╭──

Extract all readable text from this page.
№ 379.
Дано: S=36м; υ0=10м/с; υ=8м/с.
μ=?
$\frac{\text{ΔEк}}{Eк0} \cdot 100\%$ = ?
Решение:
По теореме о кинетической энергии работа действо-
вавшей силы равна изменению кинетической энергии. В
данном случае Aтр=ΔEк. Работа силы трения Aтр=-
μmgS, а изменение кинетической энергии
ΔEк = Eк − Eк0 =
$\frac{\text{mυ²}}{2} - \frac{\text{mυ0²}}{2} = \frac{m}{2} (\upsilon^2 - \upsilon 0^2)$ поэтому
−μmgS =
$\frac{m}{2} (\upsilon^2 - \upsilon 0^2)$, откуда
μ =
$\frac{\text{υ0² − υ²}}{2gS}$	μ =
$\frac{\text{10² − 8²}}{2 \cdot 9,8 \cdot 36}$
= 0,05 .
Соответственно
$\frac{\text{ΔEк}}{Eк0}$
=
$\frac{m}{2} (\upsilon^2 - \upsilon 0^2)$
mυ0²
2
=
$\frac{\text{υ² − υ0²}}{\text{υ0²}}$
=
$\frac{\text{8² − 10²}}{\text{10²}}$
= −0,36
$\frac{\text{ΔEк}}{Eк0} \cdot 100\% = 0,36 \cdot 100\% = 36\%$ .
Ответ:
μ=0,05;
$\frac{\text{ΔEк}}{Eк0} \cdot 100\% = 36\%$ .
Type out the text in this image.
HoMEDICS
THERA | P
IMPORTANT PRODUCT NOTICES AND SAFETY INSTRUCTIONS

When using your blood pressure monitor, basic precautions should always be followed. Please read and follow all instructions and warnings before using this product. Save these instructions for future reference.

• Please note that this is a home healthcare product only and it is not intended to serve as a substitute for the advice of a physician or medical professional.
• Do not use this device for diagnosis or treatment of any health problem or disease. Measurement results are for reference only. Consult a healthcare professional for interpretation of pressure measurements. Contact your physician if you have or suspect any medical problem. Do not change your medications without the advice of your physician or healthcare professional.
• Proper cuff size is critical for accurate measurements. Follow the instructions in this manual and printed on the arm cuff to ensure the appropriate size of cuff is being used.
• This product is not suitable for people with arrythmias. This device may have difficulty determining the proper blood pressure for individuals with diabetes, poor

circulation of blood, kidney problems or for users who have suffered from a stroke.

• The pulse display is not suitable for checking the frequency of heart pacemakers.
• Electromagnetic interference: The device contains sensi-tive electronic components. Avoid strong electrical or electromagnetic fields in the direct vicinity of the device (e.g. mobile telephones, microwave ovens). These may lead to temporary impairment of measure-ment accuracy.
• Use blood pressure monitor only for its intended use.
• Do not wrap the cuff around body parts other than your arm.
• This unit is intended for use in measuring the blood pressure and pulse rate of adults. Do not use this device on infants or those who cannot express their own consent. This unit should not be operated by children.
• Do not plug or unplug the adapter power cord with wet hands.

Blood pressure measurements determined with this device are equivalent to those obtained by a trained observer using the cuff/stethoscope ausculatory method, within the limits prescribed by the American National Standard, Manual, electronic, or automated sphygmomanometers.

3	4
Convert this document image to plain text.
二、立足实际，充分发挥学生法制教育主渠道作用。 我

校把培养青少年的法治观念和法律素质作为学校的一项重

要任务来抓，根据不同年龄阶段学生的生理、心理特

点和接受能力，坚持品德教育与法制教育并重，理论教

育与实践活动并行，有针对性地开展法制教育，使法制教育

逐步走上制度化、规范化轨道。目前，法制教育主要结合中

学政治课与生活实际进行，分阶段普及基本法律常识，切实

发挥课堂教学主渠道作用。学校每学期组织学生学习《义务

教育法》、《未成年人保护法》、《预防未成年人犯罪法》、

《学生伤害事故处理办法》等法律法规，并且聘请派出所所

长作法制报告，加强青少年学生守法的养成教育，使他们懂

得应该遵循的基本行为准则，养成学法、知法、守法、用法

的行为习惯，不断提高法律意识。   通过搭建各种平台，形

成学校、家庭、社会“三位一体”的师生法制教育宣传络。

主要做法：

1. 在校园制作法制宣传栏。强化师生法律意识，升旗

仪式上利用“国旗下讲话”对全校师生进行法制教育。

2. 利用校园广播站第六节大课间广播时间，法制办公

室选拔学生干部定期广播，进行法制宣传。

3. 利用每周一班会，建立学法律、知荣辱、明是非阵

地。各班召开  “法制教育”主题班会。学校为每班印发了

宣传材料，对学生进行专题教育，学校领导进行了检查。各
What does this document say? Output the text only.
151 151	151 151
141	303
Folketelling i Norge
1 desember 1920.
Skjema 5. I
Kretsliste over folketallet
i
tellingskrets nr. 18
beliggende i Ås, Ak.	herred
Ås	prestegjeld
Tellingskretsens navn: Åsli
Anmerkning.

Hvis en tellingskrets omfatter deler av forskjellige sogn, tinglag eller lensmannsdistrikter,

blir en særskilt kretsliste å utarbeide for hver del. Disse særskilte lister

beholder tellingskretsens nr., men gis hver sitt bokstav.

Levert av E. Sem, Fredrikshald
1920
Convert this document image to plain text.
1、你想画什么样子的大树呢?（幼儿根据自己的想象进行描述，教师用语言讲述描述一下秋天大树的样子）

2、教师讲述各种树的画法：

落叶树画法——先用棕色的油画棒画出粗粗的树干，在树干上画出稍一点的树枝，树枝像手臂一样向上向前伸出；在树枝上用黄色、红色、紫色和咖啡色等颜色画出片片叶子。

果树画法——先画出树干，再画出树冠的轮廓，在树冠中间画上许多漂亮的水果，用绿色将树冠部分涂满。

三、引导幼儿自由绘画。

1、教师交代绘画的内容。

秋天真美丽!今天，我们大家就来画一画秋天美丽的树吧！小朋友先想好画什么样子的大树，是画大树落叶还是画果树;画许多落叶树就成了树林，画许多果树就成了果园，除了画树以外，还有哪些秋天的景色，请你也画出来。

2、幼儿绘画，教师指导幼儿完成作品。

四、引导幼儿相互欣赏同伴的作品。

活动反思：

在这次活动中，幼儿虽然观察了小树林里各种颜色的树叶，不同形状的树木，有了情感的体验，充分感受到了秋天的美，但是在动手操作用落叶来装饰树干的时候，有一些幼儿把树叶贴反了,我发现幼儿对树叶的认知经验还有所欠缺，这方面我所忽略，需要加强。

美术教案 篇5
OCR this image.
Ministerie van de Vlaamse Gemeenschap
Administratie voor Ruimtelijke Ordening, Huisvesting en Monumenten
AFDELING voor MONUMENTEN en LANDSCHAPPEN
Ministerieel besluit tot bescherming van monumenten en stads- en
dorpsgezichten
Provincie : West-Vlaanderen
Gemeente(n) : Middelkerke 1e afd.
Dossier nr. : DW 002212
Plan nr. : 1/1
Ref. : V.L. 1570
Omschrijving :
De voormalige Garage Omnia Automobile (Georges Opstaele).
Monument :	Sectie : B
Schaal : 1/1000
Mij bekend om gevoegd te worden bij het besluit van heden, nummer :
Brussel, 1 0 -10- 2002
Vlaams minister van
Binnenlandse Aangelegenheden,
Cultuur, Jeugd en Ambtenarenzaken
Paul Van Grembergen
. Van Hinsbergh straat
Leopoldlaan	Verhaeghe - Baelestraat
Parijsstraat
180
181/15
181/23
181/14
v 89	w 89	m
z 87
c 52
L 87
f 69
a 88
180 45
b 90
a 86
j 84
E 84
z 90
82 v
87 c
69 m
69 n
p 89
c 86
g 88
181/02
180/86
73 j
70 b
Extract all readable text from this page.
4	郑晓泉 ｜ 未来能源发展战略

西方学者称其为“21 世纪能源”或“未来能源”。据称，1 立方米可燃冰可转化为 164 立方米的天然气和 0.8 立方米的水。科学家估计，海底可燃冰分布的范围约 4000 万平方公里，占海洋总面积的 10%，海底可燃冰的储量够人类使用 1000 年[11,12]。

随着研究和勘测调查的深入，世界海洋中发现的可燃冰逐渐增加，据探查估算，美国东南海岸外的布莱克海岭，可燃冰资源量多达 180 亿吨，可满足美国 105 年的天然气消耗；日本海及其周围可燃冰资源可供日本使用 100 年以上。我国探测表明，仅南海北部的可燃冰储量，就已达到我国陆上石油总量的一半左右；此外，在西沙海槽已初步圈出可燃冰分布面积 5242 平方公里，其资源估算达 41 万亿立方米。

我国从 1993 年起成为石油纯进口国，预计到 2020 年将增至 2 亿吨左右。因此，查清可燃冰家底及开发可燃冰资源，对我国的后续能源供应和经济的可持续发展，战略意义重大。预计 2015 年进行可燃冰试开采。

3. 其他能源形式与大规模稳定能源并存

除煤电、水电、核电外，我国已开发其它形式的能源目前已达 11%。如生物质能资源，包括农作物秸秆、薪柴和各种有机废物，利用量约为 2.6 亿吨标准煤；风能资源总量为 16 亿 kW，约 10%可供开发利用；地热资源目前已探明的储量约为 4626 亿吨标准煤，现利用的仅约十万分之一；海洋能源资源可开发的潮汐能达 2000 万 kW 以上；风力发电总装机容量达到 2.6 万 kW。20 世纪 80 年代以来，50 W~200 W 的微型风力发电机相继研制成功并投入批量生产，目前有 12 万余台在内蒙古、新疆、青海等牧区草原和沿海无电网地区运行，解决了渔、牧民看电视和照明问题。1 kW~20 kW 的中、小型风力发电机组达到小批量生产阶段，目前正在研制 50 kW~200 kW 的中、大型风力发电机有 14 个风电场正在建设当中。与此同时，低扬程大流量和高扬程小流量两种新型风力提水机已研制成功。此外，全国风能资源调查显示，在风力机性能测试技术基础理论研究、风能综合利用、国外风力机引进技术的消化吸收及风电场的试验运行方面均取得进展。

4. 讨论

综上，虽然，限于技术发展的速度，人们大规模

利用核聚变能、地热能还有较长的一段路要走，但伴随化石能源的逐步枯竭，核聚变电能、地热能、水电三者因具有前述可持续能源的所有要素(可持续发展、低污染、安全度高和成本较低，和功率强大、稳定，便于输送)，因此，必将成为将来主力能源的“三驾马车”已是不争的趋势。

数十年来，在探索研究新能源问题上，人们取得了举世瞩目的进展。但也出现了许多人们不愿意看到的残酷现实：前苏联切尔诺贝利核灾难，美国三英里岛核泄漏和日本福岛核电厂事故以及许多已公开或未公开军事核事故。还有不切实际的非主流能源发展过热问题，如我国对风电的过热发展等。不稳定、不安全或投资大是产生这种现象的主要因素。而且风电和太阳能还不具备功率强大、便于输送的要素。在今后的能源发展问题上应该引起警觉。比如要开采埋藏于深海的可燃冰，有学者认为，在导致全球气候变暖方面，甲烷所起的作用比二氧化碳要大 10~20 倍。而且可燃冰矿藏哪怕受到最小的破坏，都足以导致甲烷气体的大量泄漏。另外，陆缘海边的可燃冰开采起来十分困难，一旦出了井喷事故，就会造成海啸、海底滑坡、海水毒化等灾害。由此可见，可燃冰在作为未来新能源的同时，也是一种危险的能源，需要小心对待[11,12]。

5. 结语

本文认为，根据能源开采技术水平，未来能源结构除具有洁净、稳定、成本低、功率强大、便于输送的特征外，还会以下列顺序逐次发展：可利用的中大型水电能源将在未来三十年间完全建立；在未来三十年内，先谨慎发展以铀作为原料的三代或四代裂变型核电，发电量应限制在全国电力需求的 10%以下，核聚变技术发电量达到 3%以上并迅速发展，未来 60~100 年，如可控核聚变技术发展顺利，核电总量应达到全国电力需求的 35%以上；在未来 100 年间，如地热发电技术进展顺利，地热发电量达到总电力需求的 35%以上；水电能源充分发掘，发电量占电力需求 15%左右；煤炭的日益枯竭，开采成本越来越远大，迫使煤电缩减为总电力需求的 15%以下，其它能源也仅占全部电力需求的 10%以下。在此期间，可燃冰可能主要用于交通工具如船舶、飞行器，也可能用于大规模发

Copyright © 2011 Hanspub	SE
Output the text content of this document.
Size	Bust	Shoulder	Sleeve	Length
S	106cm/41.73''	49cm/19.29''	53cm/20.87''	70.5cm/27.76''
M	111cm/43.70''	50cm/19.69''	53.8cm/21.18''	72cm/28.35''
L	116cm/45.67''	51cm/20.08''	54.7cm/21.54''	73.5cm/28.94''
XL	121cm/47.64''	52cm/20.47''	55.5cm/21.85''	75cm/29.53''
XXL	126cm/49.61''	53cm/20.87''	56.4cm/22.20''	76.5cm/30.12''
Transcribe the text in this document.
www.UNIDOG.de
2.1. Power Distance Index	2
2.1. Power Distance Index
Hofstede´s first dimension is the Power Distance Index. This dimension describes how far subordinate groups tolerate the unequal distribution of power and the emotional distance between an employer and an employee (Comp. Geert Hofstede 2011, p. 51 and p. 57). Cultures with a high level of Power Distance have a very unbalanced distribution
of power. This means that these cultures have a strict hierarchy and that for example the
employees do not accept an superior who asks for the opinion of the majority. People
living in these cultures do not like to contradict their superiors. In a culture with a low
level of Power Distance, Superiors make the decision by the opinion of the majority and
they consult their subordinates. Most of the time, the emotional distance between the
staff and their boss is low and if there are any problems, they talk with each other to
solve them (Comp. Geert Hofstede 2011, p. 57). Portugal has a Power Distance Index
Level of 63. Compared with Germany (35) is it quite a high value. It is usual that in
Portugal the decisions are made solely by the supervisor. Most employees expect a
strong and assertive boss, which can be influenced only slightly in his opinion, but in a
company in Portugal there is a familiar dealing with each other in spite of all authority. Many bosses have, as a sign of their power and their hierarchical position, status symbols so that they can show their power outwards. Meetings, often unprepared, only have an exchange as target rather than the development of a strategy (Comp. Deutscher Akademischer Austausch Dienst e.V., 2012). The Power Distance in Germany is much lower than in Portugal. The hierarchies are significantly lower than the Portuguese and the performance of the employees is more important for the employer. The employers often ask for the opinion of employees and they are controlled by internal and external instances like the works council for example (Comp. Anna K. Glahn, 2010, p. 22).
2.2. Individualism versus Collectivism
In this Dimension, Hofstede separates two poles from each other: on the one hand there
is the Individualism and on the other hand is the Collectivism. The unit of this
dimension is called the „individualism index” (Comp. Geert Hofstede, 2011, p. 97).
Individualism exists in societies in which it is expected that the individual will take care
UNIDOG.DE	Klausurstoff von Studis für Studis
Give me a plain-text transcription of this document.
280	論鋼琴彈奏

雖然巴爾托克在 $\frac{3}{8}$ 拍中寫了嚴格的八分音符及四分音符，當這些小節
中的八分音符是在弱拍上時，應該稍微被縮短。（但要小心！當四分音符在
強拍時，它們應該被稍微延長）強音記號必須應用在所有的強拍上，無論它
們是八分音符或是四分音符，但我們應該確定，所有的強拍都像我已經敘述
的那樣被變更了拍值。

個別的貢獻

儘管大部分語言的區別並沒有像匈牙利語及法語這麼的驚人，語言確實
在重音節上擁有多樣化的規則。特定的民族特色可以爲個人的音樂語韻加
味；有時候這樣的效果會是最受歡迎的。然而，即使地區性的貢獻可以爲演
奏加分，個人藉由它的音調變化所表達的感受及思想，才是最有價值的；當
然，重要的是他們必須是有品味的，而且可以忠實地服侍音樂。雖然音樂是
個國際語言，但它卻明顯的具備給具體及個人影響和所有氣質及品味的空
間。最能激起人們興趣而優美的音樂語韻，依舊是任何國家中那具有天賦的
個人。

╰──

:: Given exercise ::
Look through the entries above; copy each line where the string "UNIDOG" appears.

:: The solution ::
www.UNIDOG.de
UNIDOG.DE	Klausurstoff von Studis für Studis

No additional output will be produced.